[Records for this task start]
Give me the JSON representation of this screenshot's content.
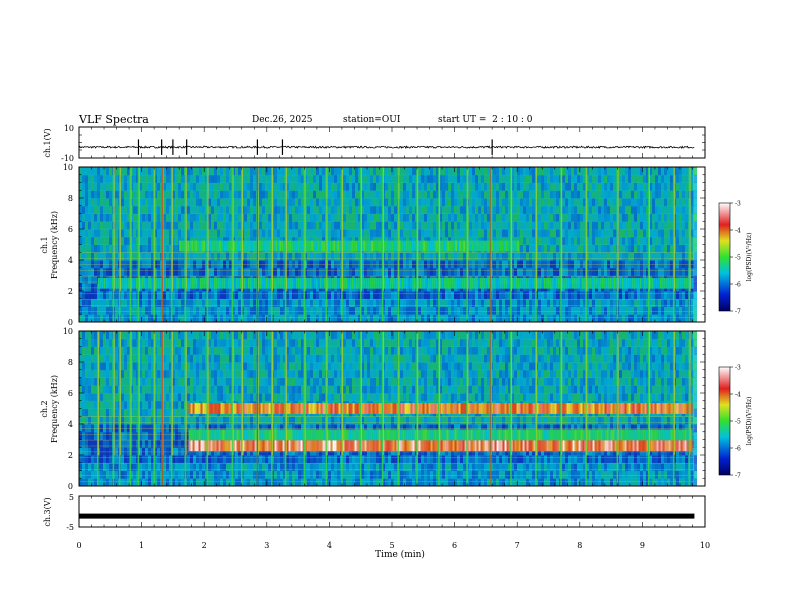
{
  "header": {
    "title": "VLF Spectra",
    "date": "Dec.26, 2025",
    "station": "station=OUI",
    "start_label": "start  UT =",
    "start_time": "2 : 10 : 0"
  },
  "chart_data": [
    {
      "id": "ch1-waveform",
      "type": "line",
      "ylabel": "ch.1(V)",
      "ylim": [
        -10,
        10
      ],
      "yticks": [
        "10",
        "-10"
      ],
      "baseline": -3,
      "noise_amplitude": 0.6,
      "spikes_min": [
        0.95,
        1.32,
        1.5,
        1.72,
        2.85,
        3.25,
        6.6
      ],
      "xlim": [
        0,
        10
      ],
      "data_end": 9.83
    },
    {
      "id": "ch1-spectrogram",
      "type": "heatmap",
      "ylabel_line1": "ch.1",
      "ylabel_line2": "Frequency  (kHz)",
      "ylim": [
        0,
        10
      ],
      "yticks": [
        "0",
        "2",
        "4",
        "6",
        "8",
        "10"
      ],
      "bands_khz": [
        {
          "center": 4.9,
          "from_min": 1.6,
          "to_min": 7.0,
          "level": 0.5
        },
        {
          "center": 2.5,
          "from_min": 0.3,
          "to_min": 9.8,
          "level": 0.45
        }
      ],
      "spike_times_min": [
        0.55,
        0.65,
        0.82,
        0.95,
        1.2,
        1.33,
        1.48,
        1.7,
        2.05,
        2.45,
        2.6,
        2.85,
        3.08,
        3.3,
        3.6,
        3.95,
        4.2,
        4.5,
        4.85,
        5.1,
        5.4,
        5.75,
        6.2,
        6.58,
        6.9,
        7.3,
        7.7,
        8.1,
        8.6,
        9.1,
        9.5,
        9.75
      ]
    },
    {
      "id": "ch2-spectrogram",
      "type": "heatmap",
      "ylabel_line1": "ch.2",
      "ylabel_line2": "Frequency  (kHz)",
      "ylim": [
        0,
        10
      ],
      "yticks": [
        "0",
        "2",
        "4",
        "6",
        "8",
        "10"
      ],
      "bands_khz": [
        {
          "center": 5.0,
          "from_min": 1.75,
          "to_min": 9.8,
          "level": 0.85
        },
        {
          "center": 2.6,
          "from_min": 1.75,
          "to_min": 9.8,
          "level": 0.9
        },
        {
          "center": 3.3,
          "from_min": 1.75,
          "to_min": 9.8,
          "level": 0.5
        }
      ],
      "spike_times_min": [
        0.3,
        0.55,
        0.65,
        0.82,
        0.95,
        1.2,
        1.33,
        1.48,
        1.7,
        2.05,
        2.45,
        2.6,
        2.85,
        3.08,
        3.3,
        3.6,
        3.95,
        4.2,
        4.5,
        4.85,
        5.1,
        5.4,
        5.75,
        6.2,
        6.58,
        6.9,
        7.3,
        7.7,
        8.1,
        8.6,
        9.1,
        9.5,
        9.75
      ]
    },
    {
      "id": "ch3-waveform",
      "type": "line",
      "ylabel": "ch.3(V)",
      "ylim": [
        -5,
        5
      ],
      "yticks": [
        "5",
        "-5"
      ],
      "baseline": -1.5,
      "xlim": [
        0,
        10
      ],
      "data_end": 9.83
    }
  ],
  "time_axis": {
    "xlabel": "Time  (min)",
    "ticks": [
      "0",
      "1",
      "2",
      "3",
      "4",
      "5",
      "6",
      "7",
      "8",
      "9",
      "10"
    ]
  },
  "colorbar": {
    "label": "log(PSD)(V²/Hz)",
    "range": [
      -7,
      -3
    ],
    "ticks": [
      "-3",
      "-4",
      "-5",
      "-6",
      "-7"
    ]
  },
  "colors": {
    "background_noise": "#0a2a8a",
    "band": "#f0e020",
    "spike": "#22c040",
    "hot": "#e02020"
  }
}
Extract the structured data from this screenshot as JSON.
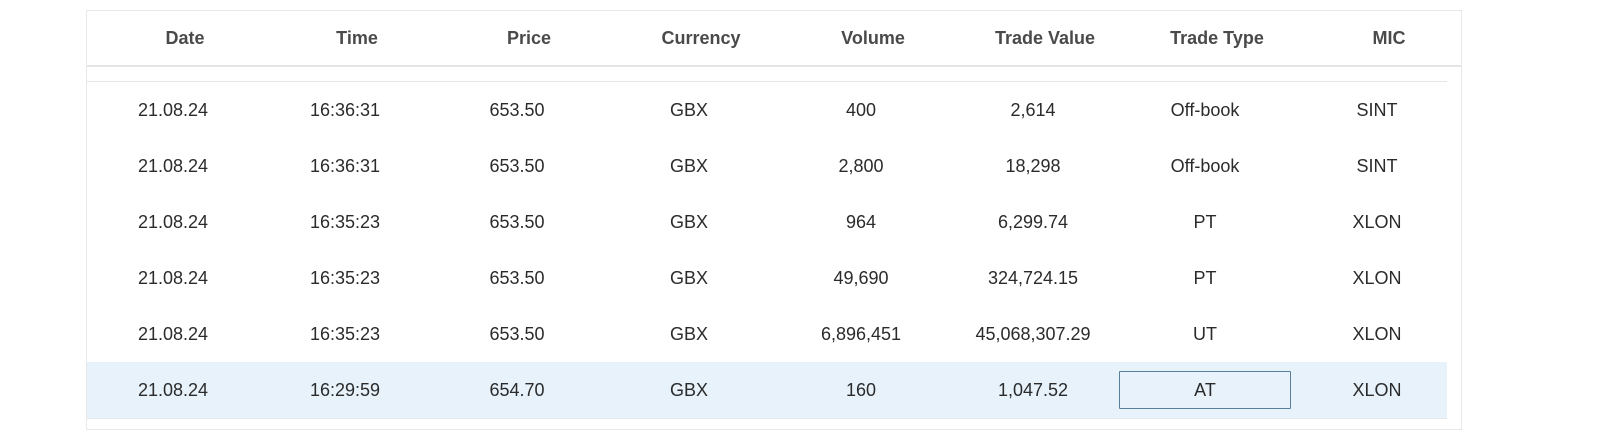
{
  "table": {
    "columns": [
      "Date",
      "Time",
      "Price",
      "Currency",
      "Volume",
      "Trade Value",
      "Trade Type",
      "MIC"
    ],
    "rows": [
      [
        "21.08.24",
        "16:36:31",
        "653.50",
        "GBX",
        "400",
        "2,614",
        "Off-book",
        "SINT"
      ],
      [
        "21.08.24",
        "16:36:31",
        "653.50",
        "GBX",
        "2,800",
        "18,298",
        "Off-book",
        "SINT"
      ],
      [
        "21.08.24",
        "16:35:23",
        "653.50",
        "GBX",
        "964",
        "6,299.74",
        "PT",
        "XLON"
      ],
      [
        "21.08.24",
        "16:35:23",
        "653.50",
        "GBX",
        "49,690",
        "324,724.15",
        "PT",
        "XLON"
      ],
      [
        "21.08.24",
        "16:35:23",
        "653.50",
        "GBX",
        "6,896,451",
        "45,068,307.29",
        "UT",
        "XLON"
      ],
      [
        "21.08.24",
        "16:29:59",
        "654.70",
        "GBX",
        "160",
        "1,047.52",
        "AT",
        "XLON"
      ]
    ],
    "selected_row": 5
  },
  "colors": {
    "selected_row_bg": "#e7f2fb",
    "focus_border": "#5a7f9a"
  }
}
[Records for this task end]
> [What you should do]: Make a verbatim copy of all the entries and strip out the pictures.

> [Full response]:
Give me the JSON representation of this screenshot's content.
{
  "header": {
    "title": "VLF Spectra",
    "date": "Dec.26, 2025",
    "station": "station=OUI",
    "start_label": "start  UT =",
    "start_time": "2 : 10 : 0"
  },
  "chart_data": [
    {
      "id": "ch1-waveform",
      "type": "line",
      "ylabel": "ch.1(V)",
      "ylim": [
        -10,
        10
      ],
      "yticks": [
        "10",
        "-10"
      ],
      "baseline": -3,
      "noise_amplitude": 0.6,
      "spikes_min": [
        0.95,
        1.32,
        1.5,
        1.72,
        2.85,
        3.25,
        6.6
      ],
      "xlim": [
        0,
        10
      ],
      "data_end": 9.83
    },
    {
      "id": "ch1-spectrogram",
      "type": "heatmap",
      "ylabel_line1": "ch.1",
      "ylabel_line2": "Frequency  (kHz)",
      "ylim": [
        0,
        10
      ],
      "yticks": [
        "0",
        "2",
        "4",
        "6",
        "8",
        "10"
      ],
      "bands_khz": [
        {
          "center": 4.9,
          "from_min": 1.6,
          "to_min": 7.0,
          "level": 0.5
        },
        {
          "center": 2.5,
          "from_min": 0.3,
          "to_min": 9.8,
          "level": 0.45
        }
      ],
      "spike_times_min": [
        0.55,
        0.65,
        0.82,
        0.95,
        1.2,
        1.33,
        1.48,
        1.7,
        2.05,
        2.45,
        2.6,
        2.85,
        3.08,
        3.3,
        3.6,
        3.95,
        4.2,
        4.5,
        4.85,
        5.1,
        5.4,
        5.75,
        6.2,
        6.58,
        6.9,
        7.3,
        7.7,
        8.1,
        8.6,
        9.1,
        9.5,
        9.75
      ]
    },
    {
      "id": "ch2-spectrogram",
      "type": "heatmap",
      "ylabel_line1": "ch.2",
      "ylabel_line2": "Frequency  (kHz)",
      "ylim": [
        0,
        10
      ],
      "yticks": [
        "0",
        "2",
        "4",
        "6",
        "8",
        "10"
      ],
      "bands_khz": [
        {
          "center": 5.0,
          "from_min": 1.75,
          "to_min": 9.8,
          "level": 0.85
        },
        {
          "center": 2.6,
          "from_min": 1.75,
          "to_min": 9.8,
          "level": 0.9
        },
        {
          "center": 3.3,
          "from_min": 1.75,
          "to_min": 9.8,
          "level": 0.5
        }
      ],
      "spike_times_min": [
        0.3,
        0.55,
        0.65,
        0.82,
        0.95,
        1.2,
        1.33,
        1.48,
        1.7,
        2.05,
        2.45,
        2.6,
        2.85,
        3.08,
        3.3,
        3.6,
        3.95,
        4.2,
        4.5,
        4.85,
        5.1,
        5.4,
        5.75,
        6.2,
        6.58,
        6.9,
        7.3,
        7.7,
        8.1,
        8.6,
        9.1,
        9.5,
        9.75
      ]
    },
    {
      "id": "ch3-waveform",
      "type": "line",
      "ylabel": "ch.3(V)",
      "ylim": [
        -5,
        5
      ],
      "yticks": [
        "5",
        "-5"
      ],
      "baseline": -1.5,
      "xlim": [
        0,
        10
      ],
      "data_end": 9.83
    }
  ],
  "time_axis": {
    "xlabel": "Time  (min)",
    "ticks": [
      "0",
      "1",
      "2",
      "3",
      "4",
      "5",
      "6",
      "7",
      "8",
      "9",
      "10"
    ]
  },
  "colorbar": {
    "label": "log(PSD)(V²/Hz)",
    "range": [
      -7,
      -3
    ],
    "ticks": [
      "-3",
      "-4",
      "-5",
      "-6",
      "-7"
    ]
  },
  "colors": {
    "background_noise": "#0a2a8a",
    "band": "#f0e020",
    "spike": "#22c040",
    "hot": "#e02020"
  }
}
Extract the structured data from this screenshot as JSON.
{
  "table": {
    "columns": [
      "Date",
      "Time",
      "Price",
      "Currency",
      "Volume",
      "Trade Value",
      "Trade Type",
      "MIC"
    ],
    "rows": [
      [
        "21.08.24",
        "16:36:31",
        "653.50",
        "GBX",
        "400",
        "2,614",
        "Off-book",
        "SINT"
      ],
      [
        "21.08.24",
        "16:36:31",
        "653.50",
        "GBX",
        "2,800",
        "18,298",
        "Off-book",
        "SINT"
      ],
      [
        "21.08.24",
        "16:35:23",
        "653.50",
        "GBX",
        "964",
        "6,299.74",
        "PT",
        "XLON"
      ],
      [
        "21.08.24",
        "16:35:23",
        "653.50",
        "GBX",
        "49,690",
        "324,724.15",
        "PT",
        "XLON"
      ],
      [
        "21.08.24",
        "16:35:23",
        "653.50",
        "GBX",
        "6,896,451",
        "45,068,307.29",
        "UT",
        "XLON"
      ],
      [
        "21.08.24",
        "16:29:59",
        "654.70",
        "GBX",
        "160",
        "1,047.52",
        "AT",
        "XLON"
      ]
    ],
    "selected_row": 5
  },
  "colors": {
    "selected_row_bg": "#e7f2fb",
    "focus_border": "#5a7f9a"
  }
}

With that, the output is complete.